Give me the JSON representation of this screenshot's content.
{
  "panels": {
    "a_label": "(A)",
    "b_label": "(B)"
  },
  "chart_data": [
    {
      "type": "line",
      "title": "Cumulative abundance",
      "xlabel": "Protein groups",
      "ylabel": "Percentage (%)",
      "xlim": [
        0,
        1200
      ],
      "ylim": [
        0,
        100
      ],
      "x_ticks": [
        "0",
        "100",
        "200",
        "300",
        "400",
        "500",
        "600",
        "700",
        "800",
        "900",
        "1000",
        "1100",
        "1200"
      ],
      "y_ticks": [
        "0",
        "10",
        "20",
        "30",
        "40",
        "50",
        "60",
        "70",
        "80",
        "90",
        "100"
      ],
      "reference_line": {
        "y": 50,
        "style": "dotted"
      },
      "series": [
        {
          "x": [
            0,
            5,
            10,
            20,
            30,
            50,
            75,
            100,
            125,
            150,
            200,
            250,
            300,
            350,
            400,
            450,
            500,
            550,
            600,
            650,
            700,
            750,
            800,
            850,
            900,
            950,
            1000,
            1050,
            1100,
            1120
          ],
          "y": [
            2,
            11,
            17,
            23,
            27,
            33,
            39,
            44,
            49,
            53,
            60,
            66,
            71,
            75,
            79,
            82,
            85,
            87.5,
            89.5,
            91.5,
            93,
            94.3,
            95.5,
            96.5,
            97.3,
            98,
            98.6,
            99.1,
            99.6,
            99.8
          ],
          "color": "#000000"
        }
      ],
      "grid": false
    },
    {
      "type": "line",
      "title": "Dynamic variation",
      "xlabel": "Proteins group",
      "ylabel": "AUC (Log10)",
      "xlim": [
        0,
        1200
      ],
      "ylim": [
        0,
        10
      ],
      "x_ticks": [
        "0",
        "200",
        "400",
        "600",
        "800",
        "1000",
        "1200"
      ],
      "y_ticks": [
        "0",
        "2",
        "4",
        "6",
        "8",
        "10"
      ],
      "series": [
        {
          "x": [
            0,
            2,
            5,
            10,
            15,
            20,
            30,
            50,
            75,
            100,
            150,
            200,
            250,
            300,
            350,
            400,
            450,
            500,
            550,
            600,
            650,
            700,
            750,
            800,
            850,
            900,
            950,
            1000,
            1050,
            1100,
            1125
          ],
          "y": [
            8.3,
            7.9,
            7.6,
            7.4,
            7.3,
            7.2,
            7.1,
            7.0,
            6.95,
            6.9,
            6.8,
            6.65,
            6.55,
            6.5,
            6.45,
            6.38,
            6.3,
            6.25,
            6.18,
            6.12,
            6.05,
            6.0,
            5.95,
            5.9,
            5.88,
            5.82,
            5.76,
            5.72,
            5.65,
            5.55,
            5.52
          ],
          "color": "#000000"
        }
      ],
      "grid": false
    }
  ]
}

******************************

--- WHAT YOU HAVE TO DO ---
Collect, from the material above, every line containing the word "title".

--- TASK ANSWER ---
      "title": "Cumulative abundance",
      "title": "Dynamic variation",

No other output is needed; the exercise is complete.